Source records

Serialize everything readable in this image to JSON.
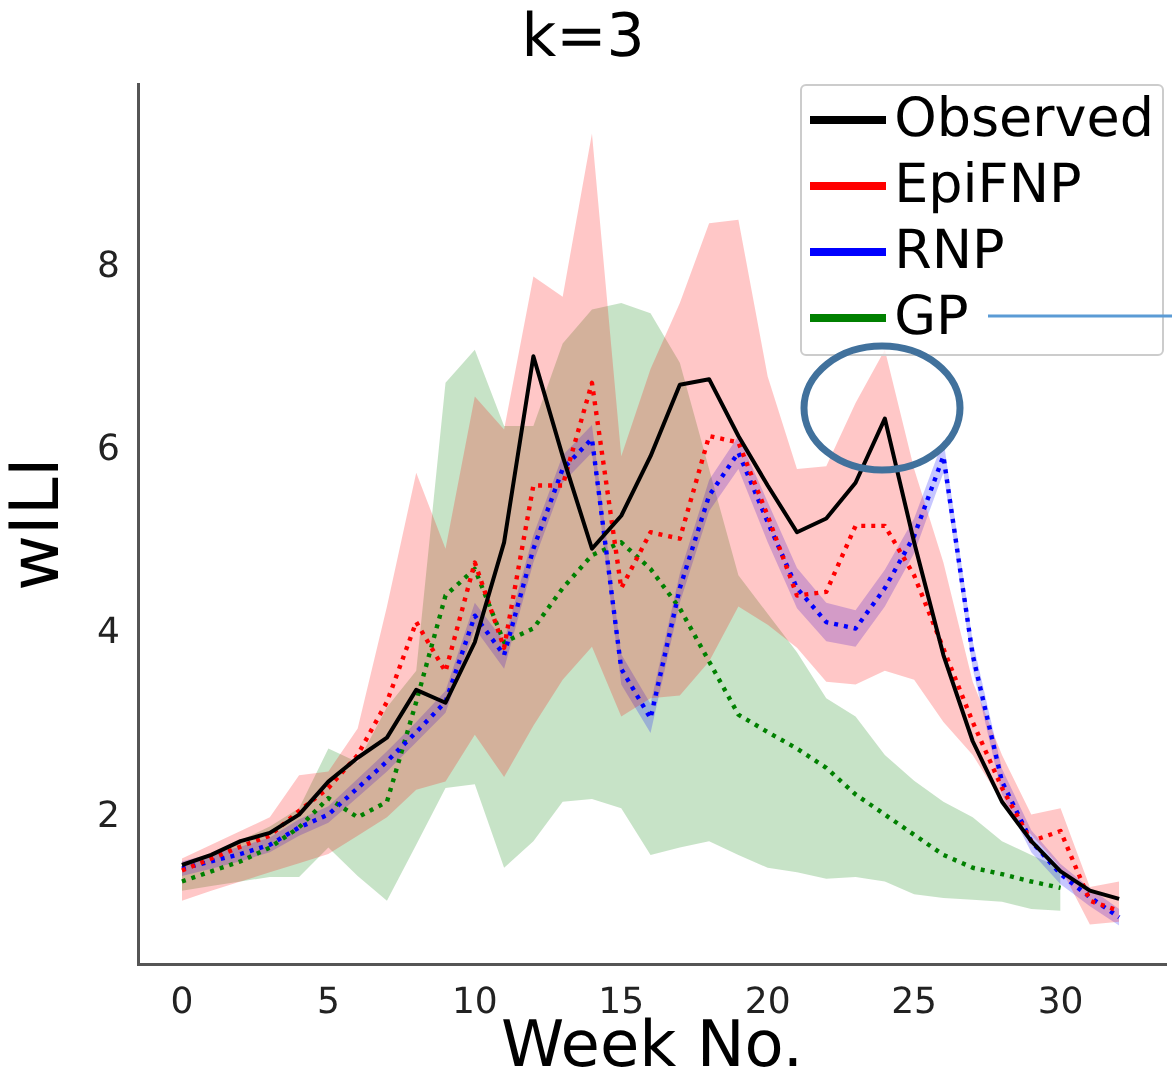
{
  "chart_data": {
    "type": "line",
    "title": "k=3",
    "xlabel": "Week No.",
    "ylabel": "wILI",
    "x": [
      0,
      1,
      2,
      3,
      4,
      5,
      6,
      7,
      8,
      9,
      10,
      11,
      12,
      13,
      14,
      15,
      16,
      17,
      18,
      19,
      20,
      21,
      22,
      23,
      24,
      25,
      26,
      27,
      28,
      29,
      30,
      31,
      32
    ],
    "xlim": [
      -1.5,
      33.6
    ],
    "xticks": [
      0,
      5,
      10,
      15,
      20,
      25,
      30
    ],
    "ylim": [
      0.4,
      10
    ],
    "yticks": [
      2,
      4,
      6,
      8
    ],
    "grid": false,
    "legend": "top right",
    "series": [
      {
        "name": "Observed",
        "color": "#000000",
        "line_style": "solid",
        "values": [
          1.48,
          1.59,
          1.74,
          1.83,
          2.03,
          2.39,
          2.65,
          2.87,
          3.39,
          3.25,
          3.91,
          5.0,
          7.03,
          5.94,
          4.93,
          5.29,
          5.94,
          6.72,
          6.78,
          6.16,
          5.62,
          5.11,
          5.26,
          5.65,
          6.35,
          5.0,
          3.77,
          2.83,
          2.17,
          1.74,
          1.41,
          1.2,
          1.11
        ]
      },
      {
        "name": "EpiFNP",
        "color": "#ff0000",
        "line_style": "dotted",
        "values": [
          1.42,
          1.55,
          1.68,
          1.8,
          2.07,
          2.32,
          2.68,
          3.26,
          4.13,
          3.59,
          4.78,
          3.85,
          5.62,
          5.62,
          6.74,
          4.5,
          5.11,
          5.04,
          6.16,
          6.09,
          5.29,
          4.42,
          4.46,
          5.18,
          5.18,
          4.64,
          3.84,
          3.04,
          2.32,
          1.74,
          1.85,
          1.09,
          0.98
        ],
        "lower": [
          1.09,
          1.2,
          1.3,
          1.4,
          1.5,
          1.6,
          1.8,
          2.0,
          2.3,
          2.39,
          2.9,
          2.44,
          3.0,
          3.5,
          3.86,
          3.1,
          3.3,
          3.33,
          3.7,
          4.3,
          4.1,
          3.85,
          3.48,
          3.45,
          3.6,
          3.5,
          3.04,
          2.68,
          2.17,
          1.81,
          1.45,
          0.83,
          0.86
        ],
        "upper": [
          1.55,
          1.7,
          1.85,
          2.0,
          2.46,
          2.5,
          2.97,
          4.3,
          5.76,
          4.93,
          6.59,
          6.23,
          7.9,
          7.68,
          9.46,
          5.94,
          6.89,
          7.61,
          8.48,
          8.52,
          6.81,
          5.8,
          5.83,
          6.52,
          7.1,
          5.8,
          4.78,
          3.48,
          2.68,
          2.03,
          2.1,
          1.24,
          1.3
        ]
      },
      {
        "name": "RNP",
        "color": "#0000ff",
        "line_style": "dotted",
        "values": [
          1.44,
          1.52,
          1.6,
          1.7,
          1.89,
          2.03,
          2.32,
          2.61,
          2.93,
          3.26,
          4.2,
          3.77,
          4.93,
          5.8,
          6.13,
          3.62,
          3.08,
          4.5,
          5.51,
          5.98,
          5.22,
          4.5,
          4.13,
          4.06,
          4.5,
          5.07,
          5.94,
          3.77,
          2.39,
          1.74,
          1.38,
          1.13,
          0.91
        ],
        "lower": [
          1.36,
          1.44,
          1.52,
          1.62,
          1.8,
          1.94,
          2.22,
          2.5,
          2.82,
          3.14,
          4.06,
          3.62,
          4.78,
          5.65,
          5.98,
          3.45,
          2.92,
          4.34,
          5.34,
          5.8,
          5.0,
          4.28,
          3.92,
          3.86,
          4.3,
          4.88,
          5.76,
          3.62,
          2.25,
          1.62,
          1.27,
          1.03,
          0.82
        ],
        "upper": [
          1.52,
          1.6,
          1.68,
          1.78,
          1.98,
          2.12,
          2.42,
          2.72,
          3.04,
          3.38,
          4.34,
          3.92,
          5.08,
          5.95,
          6.28,
          3.78,
          3.24,
          4.66,
          5.68,
          6.16,
          5.44,
          4.72,
          4.34,
          4.26,
          4.7,
          5.26,
          6.12,
          3.92,
          2.53,
          1.86,
          1.49,
          1.23,
          1.0
        ]
      },
      {
        "name": "GP",
        "color": "#008000",
        "line_style": "dotted",
        "values": [
          1.3,
          1.41,
          1.52,
          1.67,
          1.89,
          2.21,
          2.0,
          2.17,
          3.26,
          4.42,
          4.71,
          3.91,
          4.06,
          4.5,
          4.86,
          5.0,
          4.71,
          4.28,
          3.7,
          3.12,
          2.93,
          2.75,
          2.54,
          2.25,
          2.03,
          1.81,
          1.59,
          1.45,
          1.38,
          1.3,
          1.23,
          null,
          null
        ],
        "lower": [
          1.2,
          1.25,
          1.3,
          1.35,
          1.35,
          1.67,
          1.36,
          1.09,
          1.7,
          2.32,
          2.36,
          1.45,
          1.74,
          2.17,
          2.2,
          2.1,
          1.59,
          1.67,
          1.74,
          1.59,
          1.45,
          1.4,
          1.33,
          1.35,
          1.3,
          1.16,
          1.12,
          1.1,
          1.08,
          1.0,
          0.98,
          null,
          null
        ],
        "upper": [
          1.5,
          1.6,
          1.75,
          1.9,
          2.1,
          2.75,
          2.6,
          3.2,
          3.6,
          6.74,
          7.1,
          6.27,
          6.27,
          7.17,
          7.54,
          7.61,
          7.5,
          6.96,
          5.8,
          4.64,
          4.22,
          3.8,
          3.3,
          3.1,
          2.68,
          2.4,
          2.17,
          2.0,
          1.74,
          1.59,
          1.45,
          null,
          null
        ]
      }
    ]
  }
}
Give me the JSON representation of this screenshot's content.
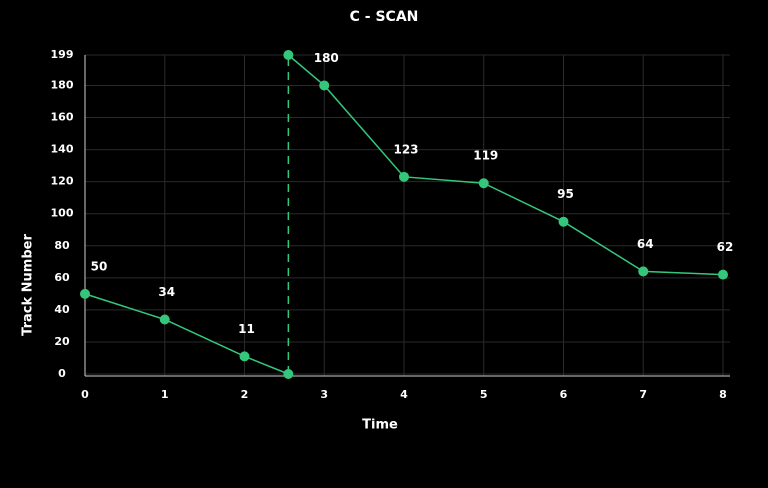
{
  "chart_data": {
    "type": "line",
    "title": "C - SCAN",
    "x_label": "Time",
    "y_label": "Track Number",
    "x": [
      0,
      1,
      2,
      2.55,
      2.55,
      3,
      4,
      5,
      6,
      7,
      8
    ],
    "values": [
      50,
      34,
      11,
      0,
      199,
      180,
      123,
      119,
      95,
      64,
      62
    ],
    "value_labels": [
      "50",
      "34",
      "11",
      null,
      null,
      "180",
      "123",
      "119",
      "95",
      "64",
      "62"
    ],
    "dashed_segment": [
      3,
      4
    ],
    "color": "#34c77b",
    "xlim": [
      0,
      8
    ],
    "xticks": [
      0,
      1,
      2,
      3,
      4,
      5,
      6,
      7,
      8
    ],
    "ylim": [
      0,
      199
    ],
    "yticks": [
      0,
      20,
      40,
      60,
      80,
      100,
      120,
      140,
      160,
      180,
      199
    ],
    "grid": true
  }
}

What is expected
Exactly as they appear, repeat the lines from the one containing "Give me the" through the last line of the entries, counting both ends. Pictures stay out.

Result of the task
Give me the JSON representation of this screenshot's content.
{
  "chart_data": {
    "type": "line",
    "title": "C - SCAN",
    "x_label": "Time",
    "y_label": "Track Number",
    "x": [
      0,
      1,
      2,
      2.55,
      2.55,
      3,
      4,
      5,
      6,
      7,
      8
    ],
    "values": [
      50,
      34,
      11,
      0,
      199,
      180,
      123,
      119,
      95,
      64,
      62
    ],
    "value_labels": [
      "50",
      "34",
      "11",
      null,
      null,
      "180",
      "123",
      "119",
      "95",
      "64",
      "62"
    ],
    "dashed_segment": [
      3,
      4
    ],
    "color": "#34c77b",
    "xlim": [
      0,
      8
    ],
    "xticks": [
      0,
      1,
      2,
      3,
      4,
      5,
      6,
      7,
      8
    ],
    "ylim": [
      0,
      199
    ],
    "yticks": [
      0,
      20,
      40,
      60,
      80,
      100,
      120,
      140,
      160,
      180,
      199
    ],
    "grid": true
  }
}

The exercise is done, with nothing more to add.